§ WHAT THIS TASK INVOLVES
Collect each line of the records containing the string "投資推廣".

§ RECORDS SUPPLIED
□ □ □ □ □

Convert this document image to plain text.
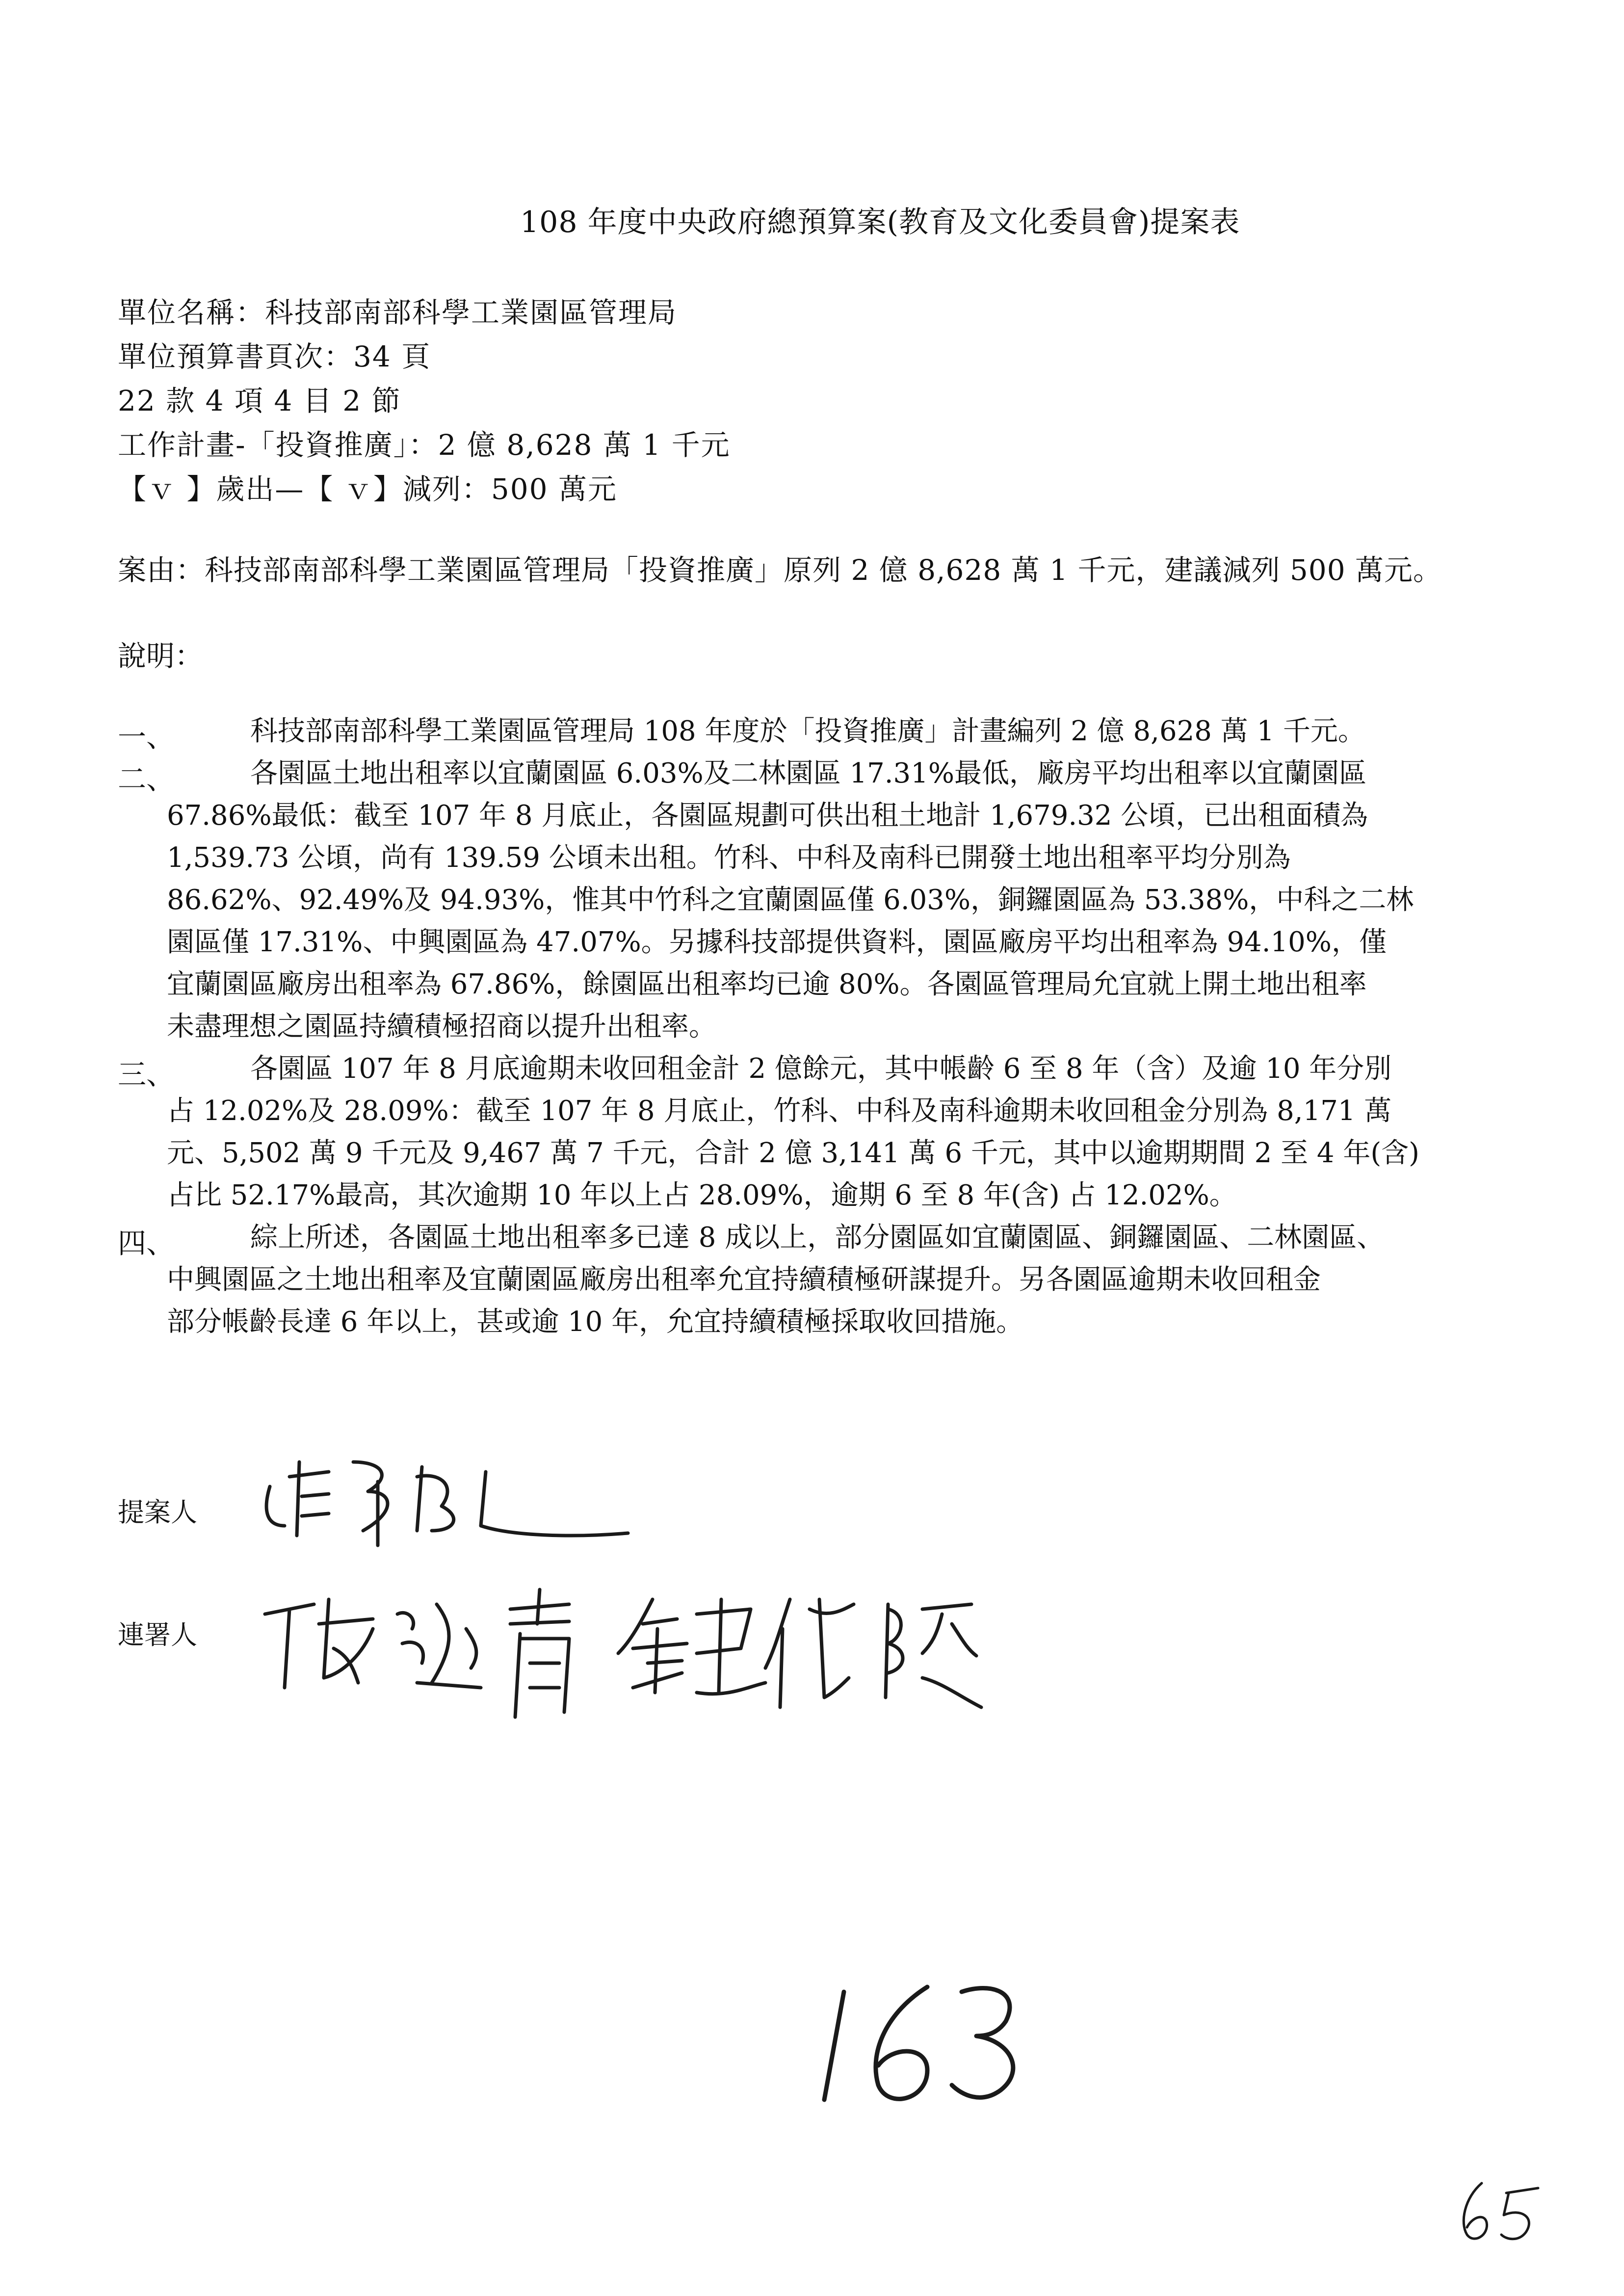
108 年度中央政府總預算案(教育及文化委員會)提案表
單位名稱：科技部南部科學工業園區管理局
單位預算書頁次：34 頁
22 款 4 項 4 目 2 節
工作計畫-「投資推廣」：2 億 8,628 萬 1 千元
【ｖ 】歲出—【 ｖ】減列：500 萬元
案由：科技部南部科學工業園區管理局「投資推廣」原列 2 億 8,628 萬 1 千元，建議減列 500 萬元。
說明：
一、	科技部南部科學工業園區管理局 108 年度於「投資推廣」計畫編列 2 億 8,628 萬 1 千元。
二、	各園區土地出租率以宜蘭園區 6.03%及二林園區 17.31%最低，廠房平均出租率以宜蘭園區
67.86%最低：截至 107 年 8 月底止，各園區規劃可供出租土地計 1,679.32 公頃，已出租面積為
1,539.73 公頃，尚有 139.59 公頃未出租。竹科、中科及南科已開發土地出租率平均分別為
86.62%、92.49%及 94.93%，惟其中竹科之宜蘭園區僅 6.03%，銅鑼園區為 53.38%，中科之二林
園區僅 17.31%、中興園區為 47.07%。另據科技部提供資料，園區廠房平均出租率為 94.10%，僅
宜蘭園區廠房出租率為 67.86%，餘園區出租率均已逾 80%。各園區管理局允宜就上開土地出租率
未盡理想之園區持續積極招商以提升出租率。
三、	各園區 107 年 8 月底逾期未收回租金計 2 億餘元，其中帳齡 6 至 8 年（含）及逾 10 年分別
占 12.02%及 28.09%：截至 107 年 8 月底止，竹科、中科及南科逾期未收回租金分別為 8,171 萬
元、5,502 萬 9 千元及 9,467 萬 7 千元，合計 2 億 3,141 萬 6 千元，其中以逾期期間 2 至 4 年(含)
占比 52.17%最高，其次逾期 10 年以上占 28.09%，逾期 6 至 8 年(含) 占 12.02%。
四、	綜上所述，各園區土地出租率多已達 8 成以上，部分園區如宜蘭園區、銅鑼園區、二林園區、
中興園區之土地出租率及宜蘭園區廠房出租率允宜持續積極研謀提升。另各園區逾期未收回租金
部分帳齡長達 6 年以上，甚或逾 10 年，允宜持續積極採取收回措施。
提案人
連署人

□ □ □ □ □

§ SOLUTION TO THE PROBLEM
工作計畫-「投資推廣」：2 億 8,628 萬 1 千元
案由：科技部南部科學工業園區管理局「投資推廣」原列 2 億 8,628 萬 1 千元，建議減列 500 萬元。
一、	科技部南部科學工業園區管理局 108 年度於「投資推廣」計畫編列 2 億 8,628 萬 1 千元。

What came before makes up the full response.